* start *

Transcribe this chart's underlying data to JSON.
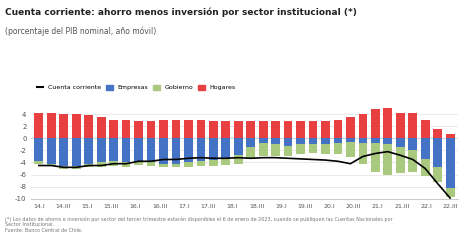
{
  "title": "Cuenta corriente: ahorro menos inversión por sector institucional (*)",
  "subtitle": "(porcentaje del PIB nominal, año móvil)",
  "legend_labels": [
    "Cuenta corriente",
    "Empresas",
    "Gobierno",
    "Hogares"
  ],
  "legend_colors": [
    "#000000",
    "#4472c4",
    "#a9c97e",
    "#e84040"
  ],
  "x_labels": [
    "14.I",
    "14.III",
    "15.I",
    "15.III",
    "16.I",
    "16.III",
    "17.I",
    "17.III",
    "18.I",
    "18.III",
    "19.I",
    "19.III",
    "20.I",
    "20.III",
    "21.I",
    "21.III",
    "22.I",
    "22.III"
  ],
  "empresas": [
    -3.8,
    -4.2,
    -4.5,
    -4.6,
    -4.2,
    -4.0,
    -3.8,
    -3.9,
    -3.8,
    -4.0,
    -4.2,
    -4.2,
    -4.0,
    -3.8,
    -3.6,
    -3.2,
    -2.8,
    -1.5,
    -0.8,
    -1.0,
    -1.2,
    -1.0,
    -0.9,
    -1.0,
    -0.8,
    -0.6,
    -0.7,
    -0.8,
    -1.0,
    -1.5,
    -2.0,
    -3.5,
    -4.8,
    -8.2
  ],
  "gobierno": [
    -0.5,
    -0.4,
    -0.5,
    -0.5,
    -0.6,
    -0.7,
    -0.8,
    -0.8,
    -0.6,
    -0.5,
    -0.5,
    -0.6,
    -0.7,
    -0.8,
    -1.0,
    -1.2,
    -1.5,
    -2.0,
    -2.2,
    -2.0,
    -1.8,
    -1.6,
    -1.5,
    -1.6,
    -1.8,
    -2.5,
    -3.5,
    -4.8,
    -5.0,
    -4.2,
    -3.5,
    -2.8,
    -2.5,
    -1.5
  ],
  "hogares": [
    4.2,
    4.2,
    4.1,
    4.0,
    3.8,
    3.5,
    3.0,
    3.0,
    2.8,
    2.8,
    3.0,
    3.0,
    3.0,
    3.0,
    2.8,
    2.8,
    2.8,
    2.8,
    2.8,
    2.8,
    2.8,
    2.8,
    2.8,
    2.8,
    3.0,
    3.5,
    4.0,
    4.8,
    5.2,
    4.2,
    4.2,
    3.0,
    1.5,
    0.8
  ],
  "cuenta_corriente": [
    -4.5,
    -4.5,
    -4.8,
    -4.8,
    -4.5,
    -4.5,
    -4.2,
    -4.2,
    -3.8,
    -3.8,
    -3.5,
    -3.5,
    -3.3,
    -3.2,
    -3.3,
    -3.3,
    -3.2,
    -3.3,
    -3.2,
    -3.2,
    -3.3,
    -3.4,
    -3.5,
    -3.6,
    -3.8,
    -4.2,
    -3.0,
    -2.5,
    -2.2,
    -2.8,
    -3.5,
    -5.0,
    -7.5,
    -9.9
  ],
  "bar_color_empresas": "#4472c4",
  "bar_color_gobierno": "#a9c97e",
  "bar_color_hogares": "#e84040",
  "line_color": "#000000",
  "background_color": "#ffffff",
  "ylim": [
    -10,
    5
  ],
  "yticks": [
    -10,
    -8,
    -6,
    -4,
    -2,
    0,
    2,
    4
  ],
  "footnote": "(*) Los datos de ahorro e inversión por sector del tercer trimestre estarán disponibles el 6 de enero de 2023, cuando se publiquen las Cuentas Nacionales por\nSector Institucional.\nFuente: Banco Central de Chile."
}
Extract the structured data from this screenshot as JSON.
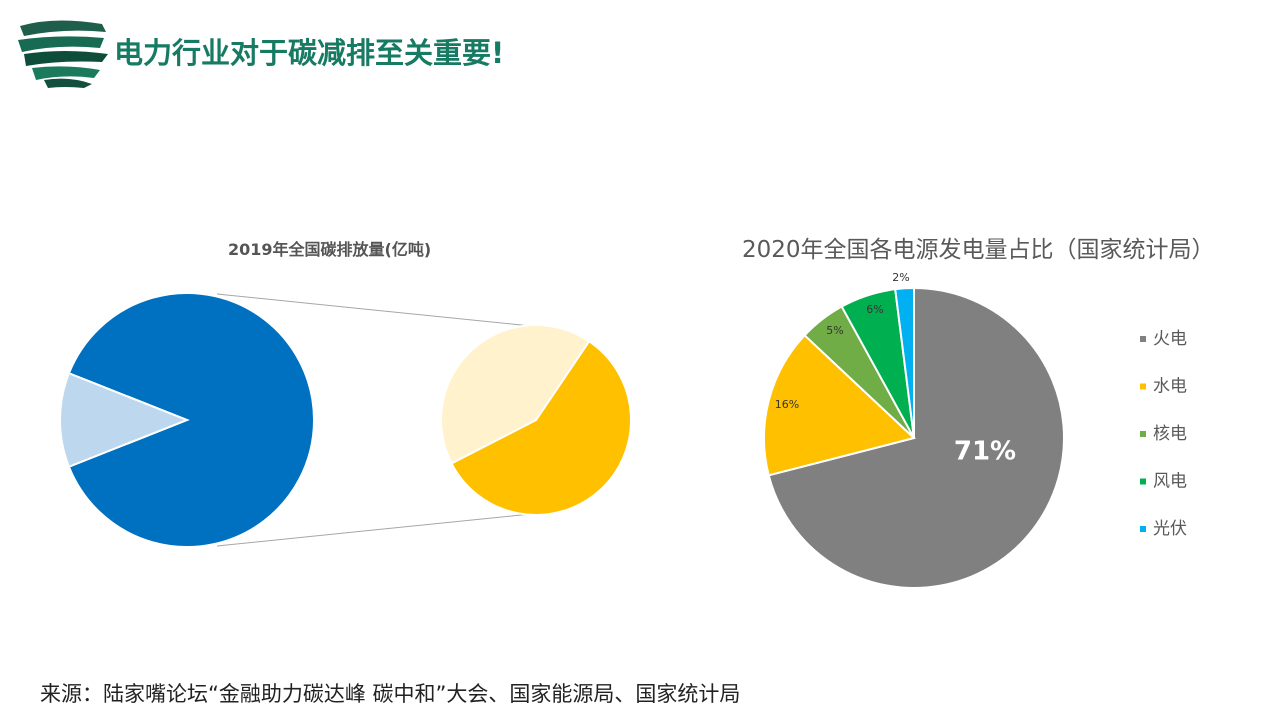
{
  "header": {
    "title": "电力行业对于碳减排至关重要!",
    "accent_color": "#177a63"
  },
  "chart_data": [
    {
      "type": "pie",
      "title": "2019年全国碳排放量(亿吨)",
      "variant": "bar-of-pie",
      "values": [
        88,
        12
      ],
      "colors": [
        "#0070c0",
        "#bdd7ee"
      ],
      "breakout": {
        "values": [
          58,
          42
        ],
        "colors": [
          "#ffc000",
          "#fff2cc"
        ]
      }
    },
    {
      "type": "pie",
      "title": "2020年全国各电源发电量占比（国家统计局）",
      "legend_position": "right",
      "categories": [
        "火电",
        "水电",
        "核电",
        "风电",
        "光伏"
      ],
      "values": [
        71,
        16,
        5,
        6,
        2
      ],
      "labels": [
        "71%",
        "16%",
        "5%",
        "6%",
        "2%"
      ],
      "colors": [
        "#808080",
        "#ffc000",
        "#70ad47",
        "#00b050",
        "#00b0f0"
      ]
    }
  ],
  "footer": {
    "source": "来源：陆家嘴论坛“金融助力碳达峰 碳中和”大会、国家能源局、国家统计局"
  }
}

* end *

**What to work on**:
Set down every record once more, word for word, without pictures.

**Written solution**:
Transcribe this chart's underlying data to JSON.
{
  "title": "Cuenta corriente: ahorro menos inversión por sector institucional (*)",
  "subtitle": "(porcentaje del PIB nominal, año móvil)",
  "legend_labels": [
    "Cuenta corriente",
    "Empresas",
    "Gobierno",
    "Hogares"
  ],
  "legend_colors": [
    "#000000",
    "#4472c4",
    "#a9c97e",
    "#e84040"
  ],
  "x_labels": [
    "14.I",
    "14.III",
    "15.I",
    "15.III",
    "16.I",
    "16.III",
    "17.I",
    "17.III",
    "18.I",
    "18.III",
    "19.I",
    "19.III",
    "20.I",
    "20.III",
    "21.I",
    "21.III",
    "22.I",
    "22.III"
  ],
  "empresas": [
    -3.8,
    -4.2,
    -4.5,
    -4.6,
    -4.2,
    -4.0,
    -3.8,
    -3.9,
    -3.8,
    -4.0,
    -4.2,
    -4.2,
    -4.0,
    -3.8,
    -3.6,
    -3.2,
    -2.8,
    -1.5,
    -0.8,
    -1.0,
    -1.2,
    -1.0,
    -0.9,
    -1.0,
    -0.8,
    -0.6,
    -0.7,
    -0.8,
    -1.0,
    -1.5,
    -2.0,
    -3.5,
    -4.8,
    -8.2
  ],
  "gobierno": [
    -0.5,
    -0.4,
    -0.5,
    -0.5,
    -0.6,
    -0.7,
    -0.8,
    -0.8,
    -0.6,
    -0.5,
    -0.5,
    -0.6,
    -0.7,
    -0.8,
    -1.0,
    -1.2,
    -1.5,
    -2.0,
    -2.2,
    -2.0,
    -1.8,
    -1.6,
    -1.5,
    -1.6,
    -1.8,
    -2.5,
    -3.5,
    -4.8,
    -5.0,
    -4.2,
    -3.5,
    -2.8,
    -2.5,
    -1.5
  ],
  "hogares": [
    4.2,
    4.2,
    4.1,
    4.0,
    3.8,
    3.5,
    3.0,
    3.0,
    2.8,
    2.8,
    3.0,
    3.0,
    3.0,
    3.0,
    2.8,
    2.8,
    2.8,
    2.8,
    2.8,
    2.8,
    2.8,
    2.8,
    2.8,
    2.8,
    3.0,
    3.5,
    4.0,
    4.8,
    5.2,
    4.2,
    4.2,
    3.0,
    1.5,
    0.8
  ],
  "cuenta_corriente": [
    -4.5,
    -4.5,
    -4.8,
    -4.8,
    -4.5,
    -4.5,
    -4.2,
    -4.2,
    -3.8,
    -3.8,
    -3.5,
    -3.5,
    -3.3,
    -3.2,
    -3.3,
    -3.3,
    -3.2,
    -3.3,
    -3.2,
    -3.2,
    -3.3,
    -3.4,
    -3.5,
    -3.6,
    -3.8,
    -4.2,
    -3.0,
    -2.5,
    -2.2,
    -2.8,
    -3.5,
    -5.0,
    -7.5,
    -9.9
  ],
  "bar_color_empresas": "#4472c4",
  "bar_color_gobierno": "#a9c97e",
  "bar_color_hogares": "#e84040",
  "line_color": "#000000",
  "background_color": "#ffffff",
  "ylim": [
    -10,
    5
  ],
  "yticks": [
    -10,
    -8,
    -6,
    -4,
    -2,
    0,
    2,
    4
  ],
  "footnote": "(*) Los datos de ahorro e inversión por sector del tercer trimestre estarán disponibles el 6 de enero de 2023, cuando se publiquen las Cuentas Nacionales por\nSector Institucional.\nFuente: Banco Central de Chile."
}
Extract the structured data from this screenshot as JSON.
{
  "header": {
    "title": "电力行业对于碳减排至关重要!",
    "accent_color": "#177a63"
  },
  "chart_data": [
    {
      "type": "pie",
      "title": "2019年全国碳排放量(亿吨)",
      "variant": "bar-of-pie",
      "values": [
        88,
        12
      ],
      "colors": [
        "#0070c0",
        "#bdd7ee"
      ],
      "breakout": {
        "values": [
          58,
          42
        ],
        "colors": [
          "#ffc000",
          "#fff2cc"
        ]
      }
    },
    {
      "type": "pie",
      "title": "2020年全国各电源发电量占比（国家统计局）",
      "legend_position": "right",
      "categories": [
        "火电",
        "水电",
        "核电",
        "风电",
        "光伏"
      ],
      "values": [
        71,
        16,
        5,
        6,
        2
      ],
      "labels": [
        "71%",
        "16%",
        "5%",
        "6%",
        "2%"
      ],
      "colors": [
        "#808080",
        "#ffc000",
        "#70ad47",
        "#00b050",
        "#00b0f0"
      ]
    }
  ],
  "footer": {
    "source": "来源：陆家嘴论坛“金融助力碳达峰 碳中和”大会、国家能源局、国家统计局"
  }
}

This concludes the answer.